:: Stored records ::
++++++++

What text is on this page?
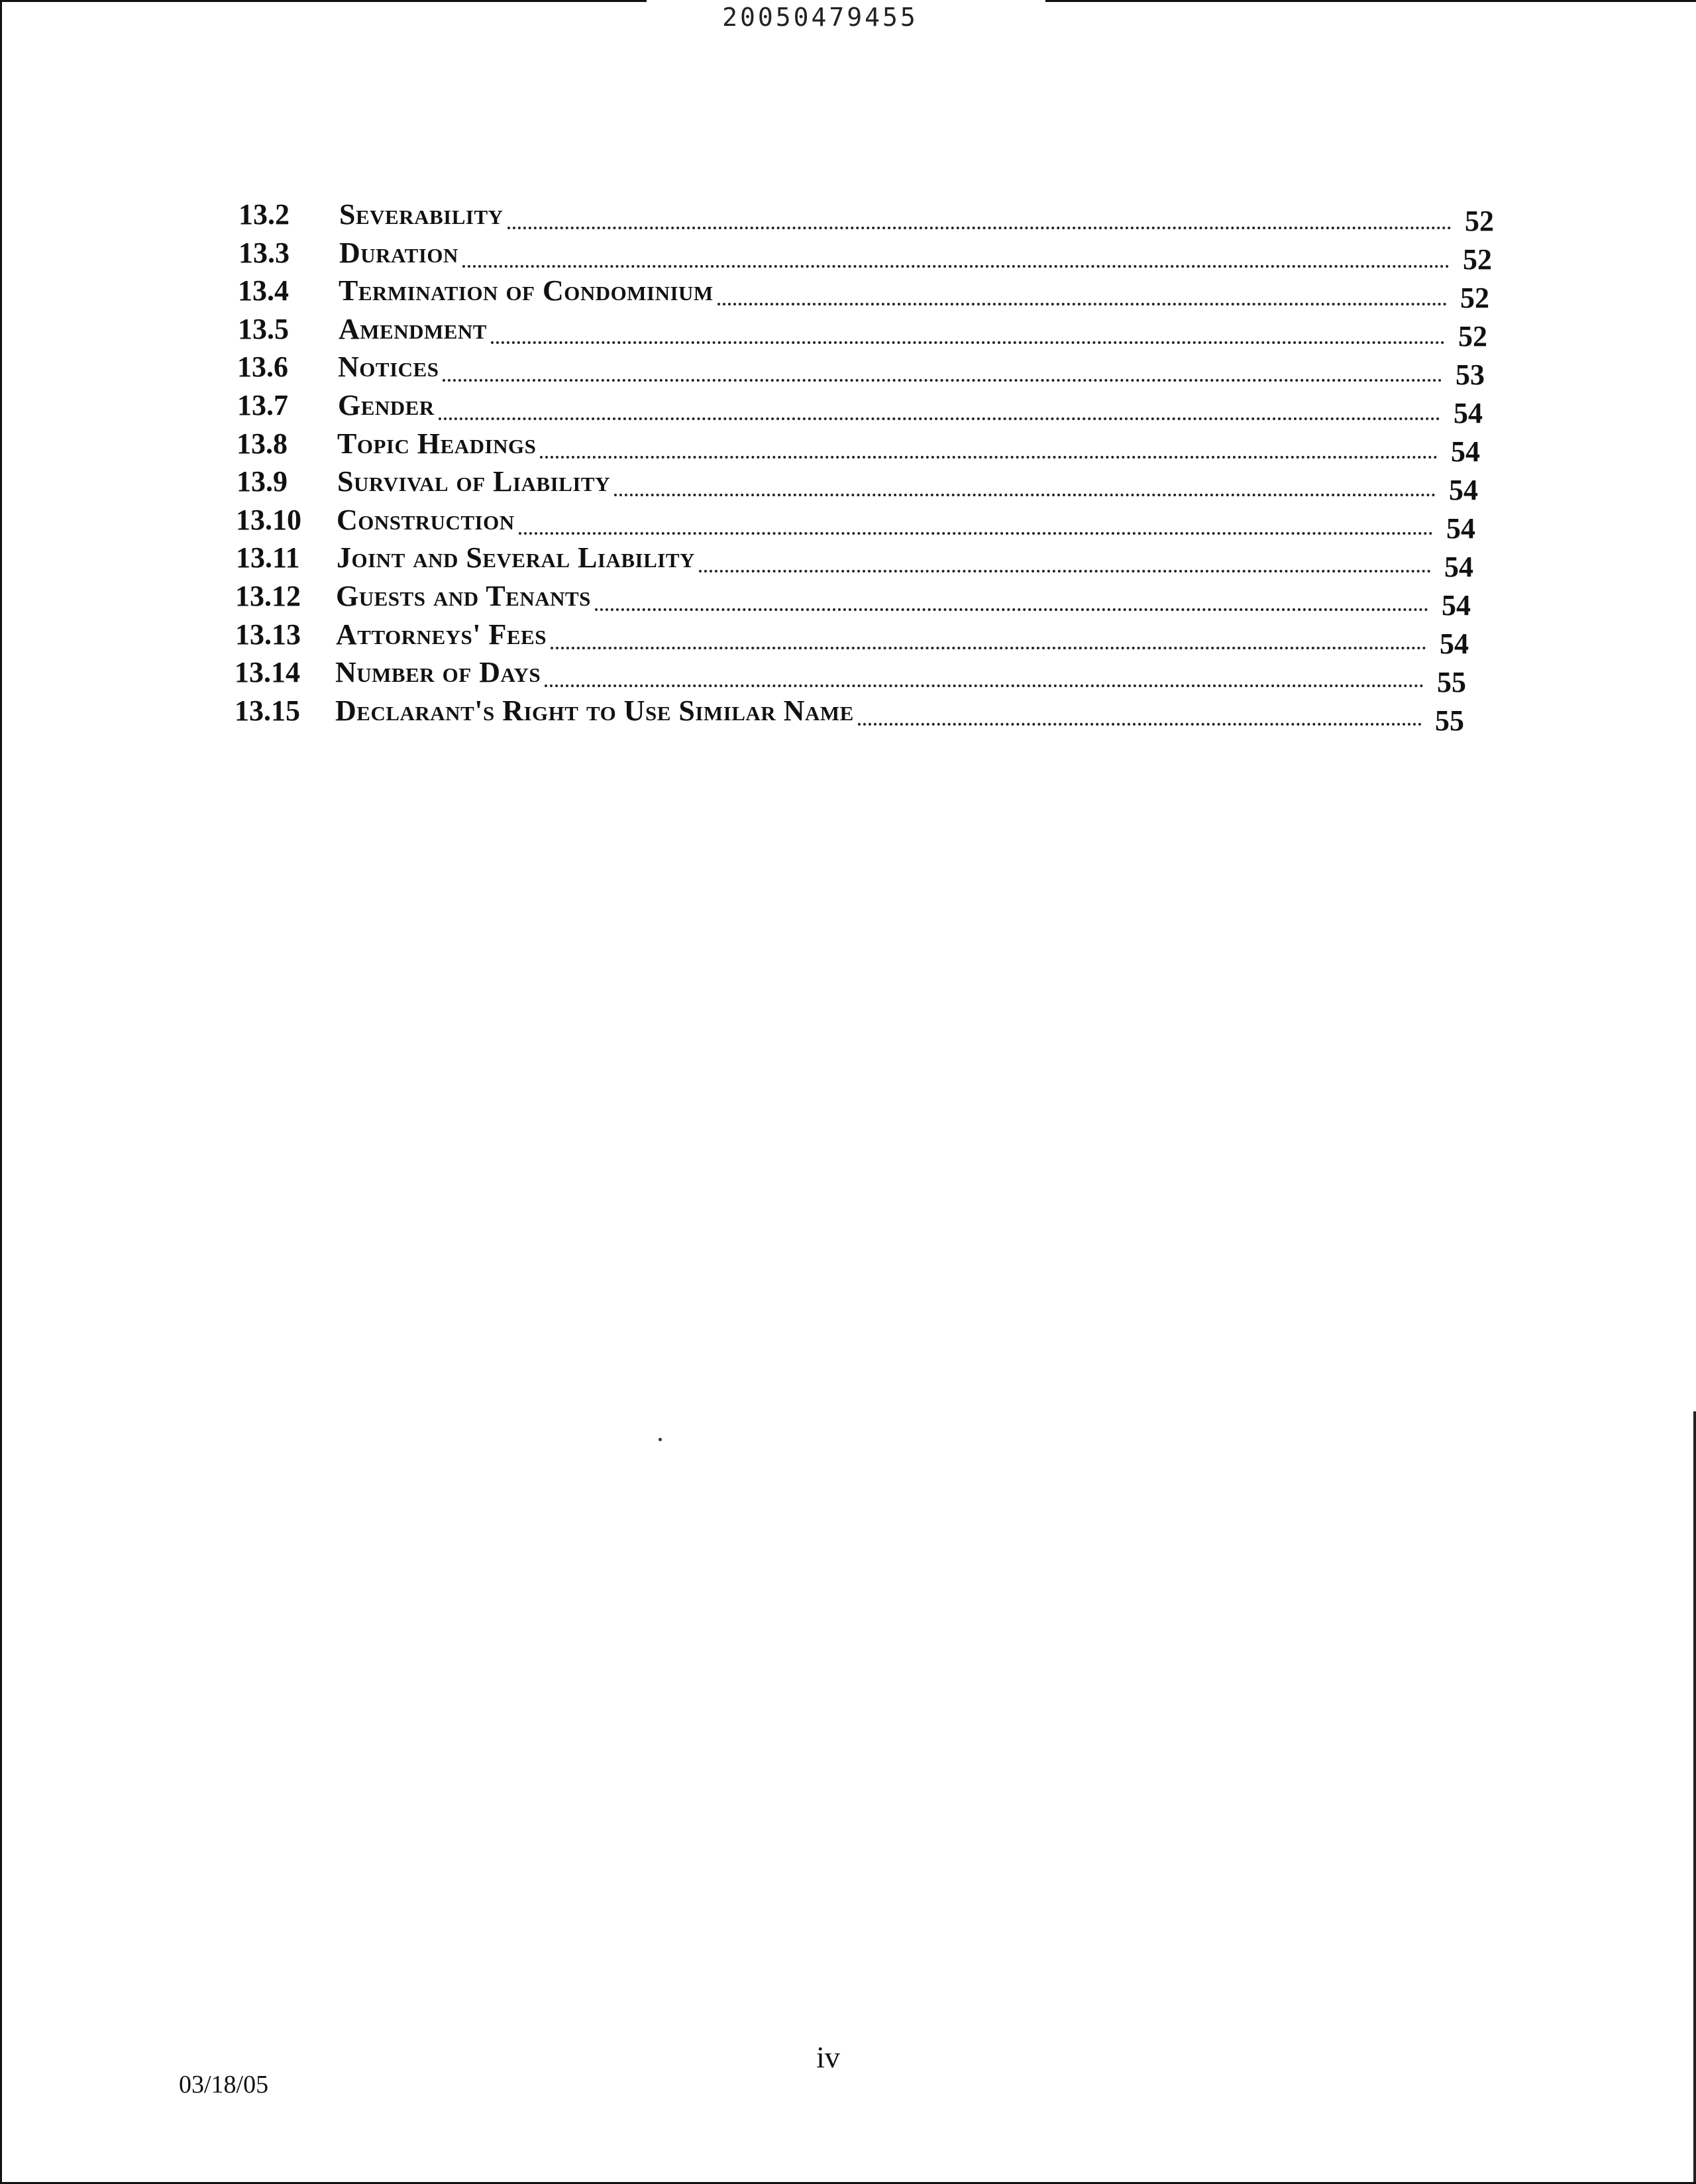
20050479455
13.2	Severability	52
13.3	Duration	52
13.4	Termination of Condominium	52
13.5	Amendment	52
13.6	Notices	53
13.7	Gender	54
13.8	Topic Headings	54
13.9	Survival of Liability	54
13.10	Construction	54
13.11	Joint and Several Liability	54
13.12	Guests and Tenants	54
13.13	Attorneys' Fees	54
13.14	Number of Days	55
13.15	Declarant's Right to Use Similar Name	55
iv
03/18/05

++++++++

:: TO DO ::
All of the records need repeating exactly, except for the pictures.

:: OUTPUT BELOW ::
What text is on this page?
20050479455
13.2	Severability	52
13.3	Duration	52
13.4	Termination of Condominium	52
13.5	Amendment	52
13.6	Notices	53
13.7	Gender	54
13.8	Topic Headings	54
13.9	Survival of Liability	54
13.10	Construction	54
13.11	Joint and Several Liability	54
13.12	Guests and Tenants	54
13.13	Attorneys' Fees	54
13.14	Number of Days	55
13.15	Declarant's Right to Use Similar Name	55
iv
03/18/05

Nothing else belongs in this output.